** BEGIN **
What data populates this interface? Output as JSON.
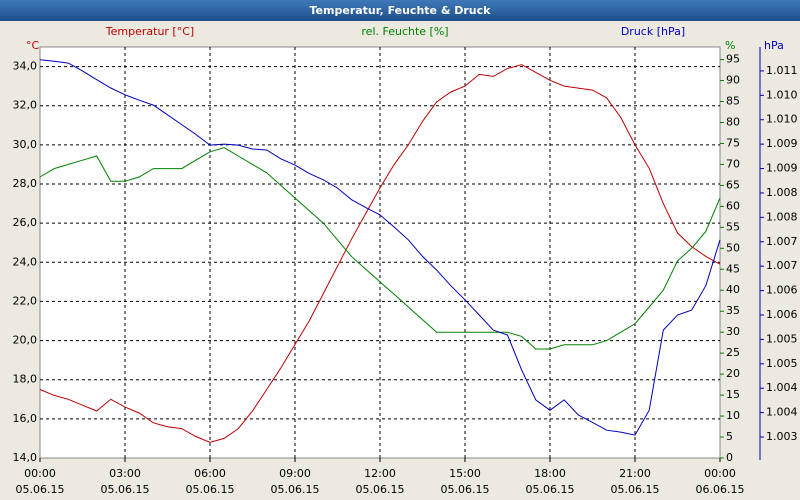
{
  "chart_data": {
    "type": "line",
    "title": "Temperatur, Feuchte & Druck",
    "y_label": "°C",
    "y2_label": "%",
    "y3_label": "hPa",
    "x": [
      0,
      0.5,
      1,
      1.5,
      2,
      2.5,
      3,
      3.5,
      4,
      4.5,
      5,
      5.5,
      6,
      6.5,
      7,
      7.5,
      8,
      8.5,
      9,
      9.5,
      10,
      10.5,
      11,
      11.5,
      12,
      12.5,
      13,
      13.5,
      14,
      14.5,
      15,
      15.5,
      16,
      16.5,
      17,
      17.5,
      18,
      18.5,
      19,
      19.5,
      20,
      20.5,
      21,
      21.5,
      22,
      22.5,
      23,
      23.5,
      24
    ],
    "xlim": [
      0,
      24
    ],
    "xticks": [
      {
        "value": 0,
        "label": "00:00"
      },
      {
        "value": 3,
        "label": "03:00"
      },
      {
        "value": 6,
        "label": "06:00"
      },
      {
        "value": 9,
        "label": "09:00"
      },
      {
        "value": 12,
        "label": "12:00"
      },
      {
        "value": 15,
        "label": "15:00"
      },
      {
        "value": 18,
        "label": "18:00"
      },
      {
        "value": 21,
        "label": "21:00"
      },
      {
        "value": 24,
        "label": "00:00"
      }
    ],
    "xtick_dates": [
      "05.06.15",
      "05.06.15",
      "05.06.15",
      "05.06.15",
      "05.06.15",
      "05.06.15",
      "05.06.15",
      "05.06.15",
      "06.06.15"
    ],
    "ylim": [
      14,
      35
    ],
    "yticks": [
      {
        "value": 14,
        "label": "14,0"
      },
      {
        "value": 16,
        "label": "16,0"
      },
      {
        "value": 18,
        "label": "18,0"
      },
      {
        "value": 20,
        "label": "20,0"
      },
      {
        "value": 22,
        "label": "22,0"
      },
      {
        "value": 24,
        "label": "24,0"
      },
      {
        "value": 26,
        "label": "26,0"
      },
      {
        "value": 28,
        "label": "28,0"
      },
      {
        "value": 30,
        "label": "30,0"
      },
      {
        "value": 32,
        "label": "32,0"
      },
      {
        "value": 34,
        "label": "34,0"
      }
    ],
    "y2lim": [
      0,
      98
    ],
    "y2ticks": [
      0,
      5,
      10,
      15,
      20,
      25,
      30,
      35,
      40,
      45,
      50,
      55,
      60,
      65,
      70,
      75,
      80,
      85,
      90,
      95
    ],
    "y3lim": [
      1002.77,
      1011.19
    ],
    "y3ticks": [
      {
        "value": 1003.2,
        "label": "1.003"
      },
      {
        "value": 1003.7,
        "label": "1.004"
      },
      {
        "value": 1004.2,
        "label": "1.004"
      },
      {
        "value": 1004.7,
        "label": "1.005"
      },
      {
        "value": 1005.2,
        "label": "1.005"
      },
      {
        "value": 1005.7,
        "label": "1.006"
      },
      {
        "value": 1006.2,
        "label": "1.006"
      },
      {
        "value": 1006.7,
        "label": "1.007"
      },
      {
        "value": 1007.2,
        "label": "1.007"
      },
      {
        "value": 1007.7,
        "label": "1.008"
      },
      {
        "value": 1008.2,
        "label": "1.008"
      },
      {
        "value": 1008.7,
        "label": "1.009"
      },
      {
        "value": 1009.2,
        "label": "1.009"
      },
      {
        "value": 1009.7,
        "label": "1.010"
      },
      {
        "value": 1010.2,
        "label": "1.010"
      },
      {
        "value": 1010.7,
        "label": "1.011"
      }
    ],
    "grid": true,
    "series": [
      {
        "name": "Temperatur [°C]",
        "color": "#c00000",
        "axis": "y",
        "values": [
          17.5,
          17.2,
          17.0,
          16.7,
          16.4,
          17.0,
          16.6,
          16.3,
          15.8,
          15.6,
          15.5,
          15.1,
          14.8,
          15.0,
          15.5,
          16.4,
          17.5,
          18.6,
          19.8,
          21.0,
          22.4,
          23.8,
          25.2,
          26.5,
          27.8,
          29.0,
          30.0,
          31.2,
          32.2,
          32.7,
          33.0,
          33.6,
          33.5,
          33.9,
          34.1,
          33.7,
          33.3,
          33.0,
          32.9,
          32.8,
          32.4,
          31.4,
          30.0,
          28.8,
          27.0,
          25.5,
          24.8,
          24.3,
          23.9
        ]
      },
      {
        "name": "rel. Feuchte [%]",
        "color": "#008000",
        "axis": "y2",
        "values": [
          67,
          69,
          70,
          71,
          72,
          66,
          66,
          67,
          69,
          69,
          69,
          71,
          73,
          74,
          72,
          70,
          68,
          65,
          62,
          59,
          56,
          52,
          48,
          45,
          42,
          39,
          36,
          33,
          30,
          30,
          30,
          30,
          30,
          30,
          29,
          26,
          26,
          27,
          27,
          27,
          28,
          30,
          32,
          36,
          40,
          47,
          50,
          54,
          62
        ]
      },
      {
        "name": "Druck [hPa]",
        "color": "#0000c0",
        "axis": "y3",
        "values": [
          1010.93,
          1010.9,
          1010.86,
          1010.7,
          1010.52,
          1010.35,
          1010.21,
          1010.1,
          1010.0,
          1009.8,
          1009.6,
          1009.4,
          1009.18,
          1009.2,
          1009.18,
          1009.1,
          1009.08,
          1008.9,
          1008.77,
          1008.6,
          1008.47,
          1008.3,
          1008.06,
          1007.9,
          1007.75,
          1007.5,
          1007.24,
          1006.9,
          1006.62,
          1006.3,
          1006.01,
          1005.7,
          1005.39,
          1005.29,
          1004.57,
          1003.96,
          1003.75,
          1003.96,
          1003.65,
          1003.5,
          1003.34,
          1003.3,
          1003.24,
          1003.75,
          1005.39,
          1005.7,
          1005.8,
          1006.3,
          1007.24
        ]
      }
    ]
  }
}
** END **
_What to do_
Among the entries above, how many lines hold the word "Feuchte"? Reply with only that number.

_Result of the exercise_
2